Restate the listing that follows word for word, without its pictures.

— Start Materials provided —

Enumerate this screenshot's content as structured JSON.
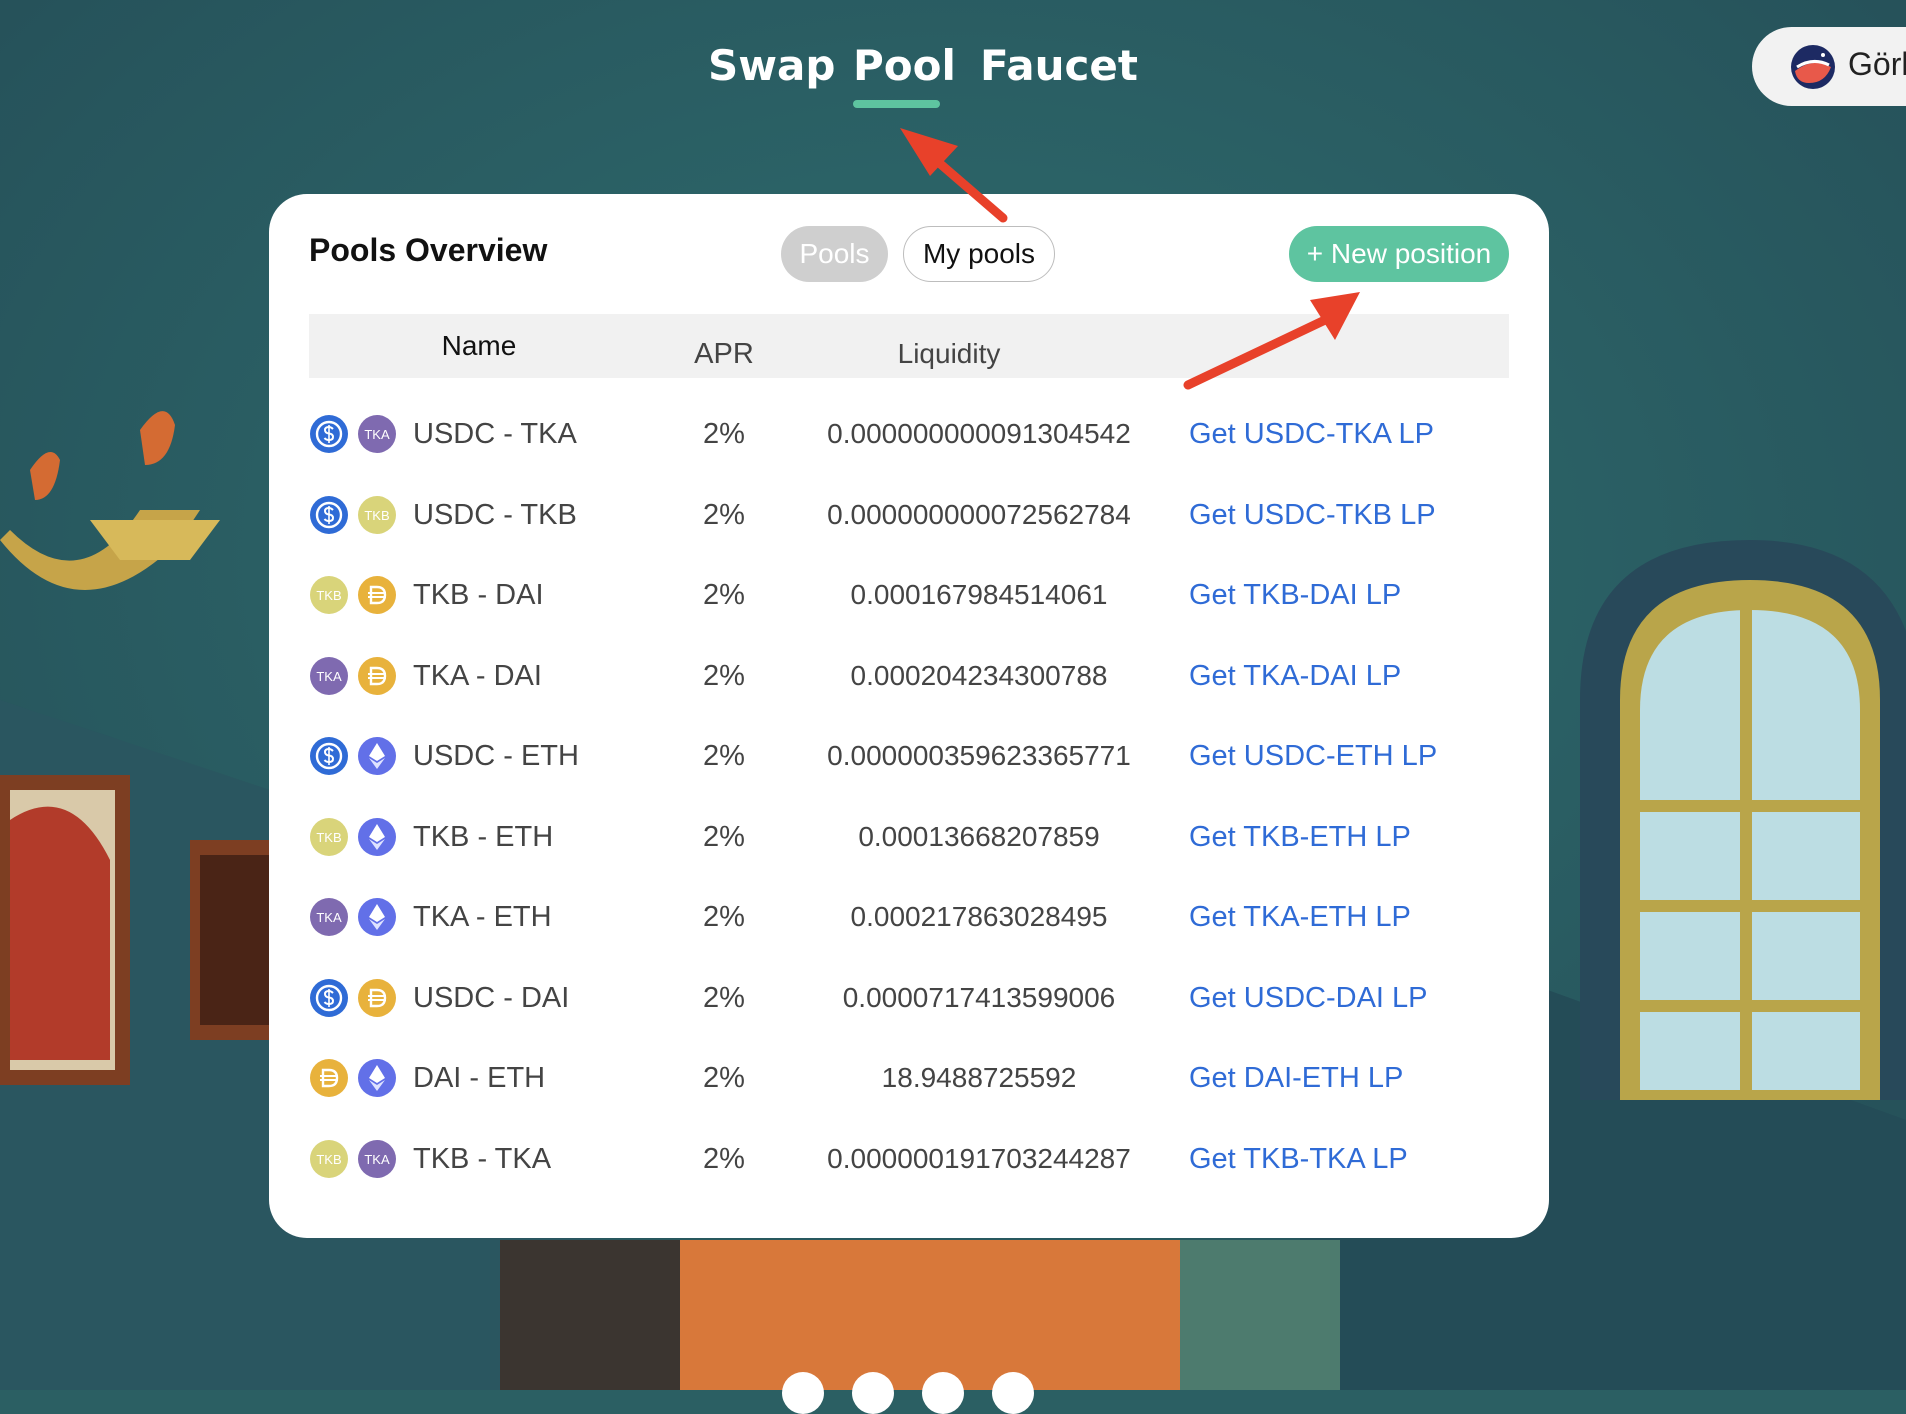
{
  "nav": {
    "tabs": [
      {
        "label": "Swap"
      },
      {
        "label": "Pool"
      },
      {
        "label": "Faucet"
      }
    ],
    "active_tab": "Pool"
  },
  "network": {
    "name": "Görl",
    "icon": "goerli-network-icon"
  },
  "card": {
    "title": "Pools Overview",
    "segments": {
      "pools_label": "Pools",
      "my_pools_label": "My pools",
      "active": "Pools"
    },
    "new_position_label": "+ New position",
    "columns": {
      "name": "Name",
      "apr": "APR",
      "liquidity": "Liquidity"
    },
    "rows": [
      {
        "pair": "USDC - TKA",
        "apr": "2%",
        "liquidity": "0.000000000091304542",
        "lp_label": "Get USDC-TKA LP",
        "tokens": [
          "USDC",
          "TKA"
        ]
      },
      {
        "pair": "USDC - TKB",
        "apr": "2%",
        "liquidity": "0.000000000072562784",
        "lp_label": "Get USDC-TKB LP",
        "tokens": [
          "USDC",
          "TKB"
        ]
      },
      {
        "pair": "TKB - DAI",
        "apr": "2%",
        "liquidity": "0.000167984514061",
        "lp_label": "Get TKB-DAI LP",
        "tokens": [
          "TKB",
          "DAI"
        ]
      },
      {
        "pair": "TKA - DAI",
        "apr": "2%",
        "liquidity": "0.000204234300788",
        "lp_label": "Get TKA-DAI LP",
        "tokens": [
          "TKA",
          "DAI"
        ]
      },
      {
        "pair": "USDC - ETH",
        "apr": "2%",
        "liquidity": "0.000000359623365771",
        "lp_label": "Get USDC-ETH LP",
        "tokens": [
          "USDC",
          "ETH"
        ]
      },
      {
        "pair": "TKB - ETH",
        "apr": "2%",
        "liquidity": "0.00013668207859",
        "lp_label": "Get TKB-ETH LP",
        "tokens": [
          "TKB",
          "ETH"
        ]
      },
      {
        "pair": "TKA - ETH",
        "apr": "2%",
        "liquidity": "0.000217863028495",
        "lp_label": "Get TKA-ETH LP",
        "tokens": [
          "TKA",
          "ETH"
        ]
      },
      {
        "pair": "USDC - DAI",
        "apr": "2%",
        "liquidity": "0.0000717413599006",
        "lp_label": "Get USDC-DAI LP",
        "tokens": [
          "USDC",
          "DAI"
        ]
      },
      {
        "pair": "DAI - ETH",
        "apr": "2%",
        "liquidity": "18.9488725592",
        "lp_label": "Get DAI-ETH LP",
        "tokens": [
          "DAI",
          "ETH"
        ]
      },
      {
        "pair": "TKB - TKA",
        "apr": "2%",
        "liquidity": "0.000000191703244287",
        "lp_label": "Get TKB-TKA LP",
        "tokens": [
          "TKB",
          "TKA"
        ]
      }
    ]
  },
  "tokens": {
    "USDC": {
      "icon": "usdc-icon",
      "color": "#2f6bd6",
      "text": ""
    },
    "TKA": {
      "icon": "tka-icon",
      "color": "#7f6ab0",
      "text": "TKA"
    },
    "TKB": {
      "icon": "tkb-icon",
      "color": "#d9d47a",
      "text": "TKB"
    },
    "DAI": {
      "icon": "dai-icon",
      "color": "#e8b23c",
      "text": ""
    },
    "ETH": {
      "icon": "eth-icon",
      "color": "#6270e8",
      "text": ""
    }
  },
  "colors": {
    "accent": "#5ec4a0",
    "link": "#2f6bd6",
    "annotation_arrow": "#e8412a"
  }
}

— End Materials provided —

* Task solution *
Enumerate this screenshot's content as structured JSON.
{
  "nav": {
    "tabs": [
      {
        "label": "Swap"
      },
      {
        "label": "Pool"
      },
      {
        "label": "Faucet"
      }
    ],
    "active_tab": "Pool"
  },
  "network": {
    "name": "Görl",
    "icon": "goerli-network-icon"
  },
  "card": {
    "title": "Pools Overview",
    "segments": {
      "pools_label": "Pools",
      "my_pools_label": "My pools",
      "active": "Pools"
    },
    "new_position_label": "+ New position",
    "columns": {
      "name": "Name",
      "apr": "APR",
      "liquidity": "Liquidity"
    },
    "rows": [
      {
        "pair": "USDC - TKA",
        "apr": "2%",
        "liquidity": "0.000000000091304542",
        "lp_label": "Get USDC-TKA LP",
        "tokens": [
          "USDC",
          "TKA"
        ]
      },
      {
        "pair": "USDC - TKB",
        "apr": "2%",
        "liquidity": "0.000000000072562784",
        "lp_label": "Get USDC-TKB LP",
        "tokens": [
          "USDC",
          "TKB"
        ]
      },
      {
        "pair": "TKB - DAI",
        "apr": "2%",
        "liquidity": "0.000167984514061",
        "lp_label": "Get TKB-DAI LP",
        "tokens": [
          "TKB",
          "DAI"
        ]
      },
      {
        "pair": "TKA - DAI",
        "apr": "2%",
        "liquidity": "0.000204234300788",
        "lp_label": "Get TKA-DAI LP",
        "tokens": [
          "TKA",
          "DAI"
        ]
      },
      {
        "pair": "USDC - ETH",
        "apr": "2%",
        "liquidity": "0.000000359623365771",
        "lp_label": "Get USDC-ETH LP",
        "tokens": [
          "USDC",
          "ETH"
        ]
      },
      {
        "pair": "TKB - ETH",
        "apr": "2%",
        "liquidity": "0.00013668207859",
        "lp_label": "Get TKB-ETH LP",
        "tokens": [
          "TKB",
          "ETH"
        ]
      },
      {
        "pair": "TKA - ETH",
        "apr": "2%",
        "liquidity": "0.000217863028495",
        "lp_label": "Get TKA-ETH LP",
        "tokens": [
          "TKA",
          "ETH"
        ]
      },
      {
        "pair": "USDC - DAI",
        "apr": "2%",
        "liquidity": "0.0000717413599006",
        "lp_label": "Get USDC-DAI LP",
        "tokens": [
          "USDC",
          "DAI"
        ]
      },
      {
        "pair": "DAI - ETH",
        "apr": "2%",
        "liquidity": "18.9488725592",
        "lp_label": "Get DAI-ETH LP",
        "tokens": [
          "DAI",
          "ETH"
        ]
      },
      {
        "pair": "TKB - TKA",
        "apr": "2%",
        "liquidity": "0.000000191703244287",
        "lp_label": "Get TKB-TKA LP",
        "tokens": [
          "TKB",
          "TKA"
        ]
      }
    ]
  },
  "tokens": {
    "USDC": {
      "icon": "usdc-icon",
      "color": "#2f6bd6",
      "text": ""
    },
    "TKA": {
      "icon": "tka-icon",
      "color": "#7f6ab0",
      "text": "TKA"
    },
    "TKB": {
      "icon": "tkb-icon",
      "color": "#d9d47a",
      "text": "TKB"
    },
    "DAI": {
      "icon": "dai-icon",
      "color": "#e8b23c",
      "text": ""
    },
    "ETH": {
      "icon": "eth-icon",
      "color": "#6270e8",
      "text": ""
    }
  },
  "colors": {
    "accent": "#5ec4a0",
    "link": "#2f6bd6",
    "annotation_arrow": "#e8412a"
  }
}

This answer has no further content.